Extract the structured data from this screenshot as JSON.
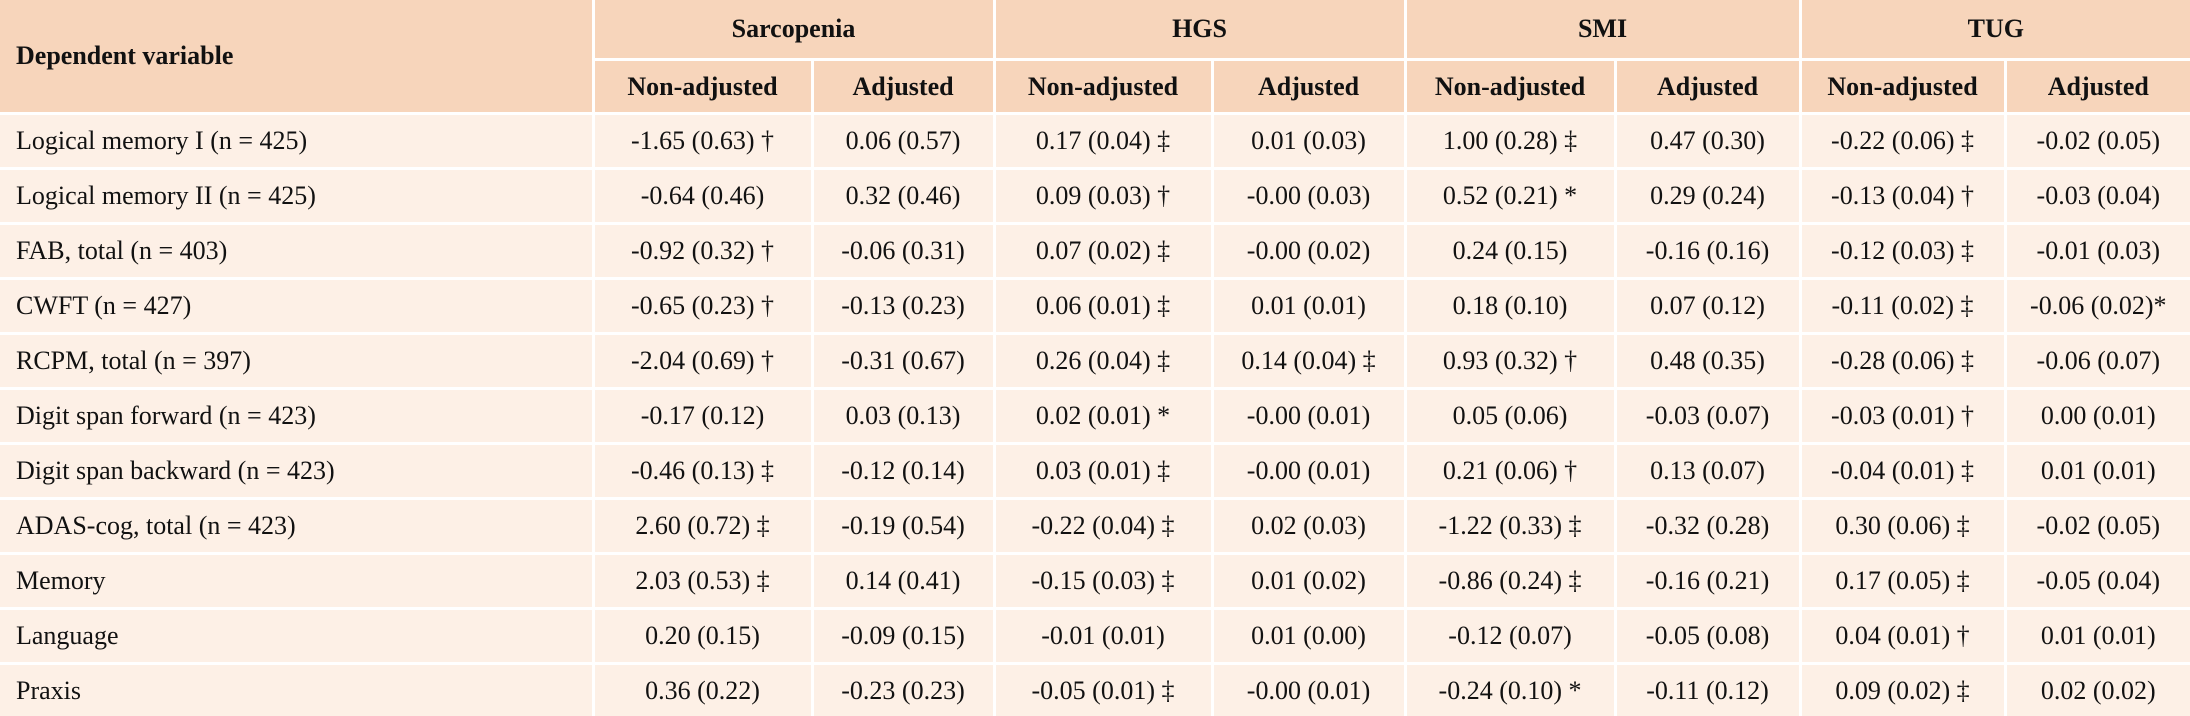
{
  "header": {
    "dependent_label": "Dependent variable",
    "groups": [
      "Sarcopenia",
      "HGS",
      "SMI",
      "TUG"
    ],
    "subcolumns": [
      "Non-adjusted",
      "Adjusted"
    ]
  },
  "rows": [
    {
      "label": "Logical memory I (n = 425)",
      "cells": [
        "-1.65 (0.63) †",
        "0.06 (0.57)",
        "0.17 (0.04) ‡",
        "0.01 (0.03)",
        "1.00 (0.28) ‡",
        "0.47 (0.30)",
        "-0.22 (0.06) ‡",
        "-0.02 (0.05)"
      ]
    },
    {
      "label": "Logical memory II (n = 425)",
      "cells": [
        "-0.64 (0.46)",
        "0.32 (0.46)",
        "0.09 (0.03) †",
        "-0.00 (0.03)",
        "0.52 (0.21) *",
        "0.29 (0.24)",
        "-0.13 (0.04) †",
        "-0.03 (0.04)"
      ]
    },
    {
      "label": "FAB, total (n = 403)",
      "cells": [
        "-0.92 (0.32) †",
        "-0.06 (0.31)",
        "0.07 (0.02) ‡",
        "-0.00 (0.02)",
        "0.24 (0.15)",
        "-0.16 (0.16)",
        "-0.12 (0.03) ‡",
        "-0.01 (0.03)"
      ]
    },
    {
      "label": "CWFT (n = 427)",
      "cells": [
        "-0.65 (0.23) †",
        "-0.13 (0.23)",
        "0.06 (0.01) ‡",
        "0.01 (0.01)",
        "0.18 (0.10)",
        "0.07 (0.12)",
        "-0.11 (0.02) ‡",
        "-0.06 (0.02)*"
      ]
    },
    {
      "label": "RCPM, total (n = 397)",
      "cells": [
        "-2.04 (0.69) †",
        "-0.31 (0.67)",
        "0.26 (0.04) ‡",
        "0.14 (0.04) ‡",
        "0.93 (0.32) †",
        "0.48 (0.35)",
        "-0.28 (0.06) ‡",
        "-0.06 (0.07)"
      ]
    },
    {
      "label": "Digit span forward (n = 423)",
      "cells": [
        "-0.17 (0.12)",
        "0.03 (0.13)",
        "0.02 (0.01) *",
        "-0.00 (0.01)",
        "0.05 (0.06)",
        "-0.03 (0.07)",
        "-0.03 (0.01) †",
        "0.00 (0.01)"
      ]
    },
    {
      "label": "Digit span backward (n = 423)",
      "cells": [
        "-0.46 (0.13) ‡",
        "-0.12 (0.14)",
        "0.03 (0.01) ‡",
        "-0.00 (0.01)",
        "0.21 (0.06) †",
        "0.13 (0.07)",
        "-0.04 (0.01) ‡",
        "0.01 (0.01)"
      ]
    },
    {
      "label": "ADAS-cog, total (n = 423)",
      "cells": [
        "2.60 (0.72) ‡",
        "-0.19 (0.54)",
        "-0.22 (0.04) ‡",
        "0.02 (0.03)",
        "-1.22 (0.33) ‡",
        "-0.32 (0.28)",
        "0.30 (0.06) ‡",
        "-0.02 (0.05)"
      ]
    },
    {
      "label": "Memory",
      "cells": [
        "2.03 (0.53) ‡",
        "0.14 (0.41)",
        "-0.15 (0.03) ‡",
        "0.01 (0.02)",
        "-0.86 (0.24) ‡",
        "-0.16 (0.21)",
        "0.17 (0.05) ‡",
        "-0.05 (0.04)"
      ]
    },
    {
      "label": "Language",
      "cells": [
        "0.20 (0.15)",
        "-0.09 (0.15)",
        "-0.01 (0.01)",
        "0.01 (0.00)",
        "-0.12 (0.07)",
        "-0.05 (0.08)",
        "0.04 (0.01) †",
        "0.01 (0.01)"
      ]
    },
    {
      "label": "Praxis",
      "cells": [
        "0.36 (0.22)",
        "-0.23 (0.23)",
        "-0.05 (0.01) ‡",
        "-0.00 (0.01)",
        "-0.24 (0.10) *",
        "-0.11 (0.12)",
        "0.09 (0.02) ‡",
        "0.02 (0.02)"
      ]
    }
  ]
}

──────────────────────────────

● WHAT TO DO
From the entries above, copy out every line where the string "total" appears.

● SOLUTION TO THIS EXERCISE
      "label": "FAB, total (n = 403)",
      "label": "RCPM, total (n = 397)",
      "label": "ADAS-cog, total (n = 423)",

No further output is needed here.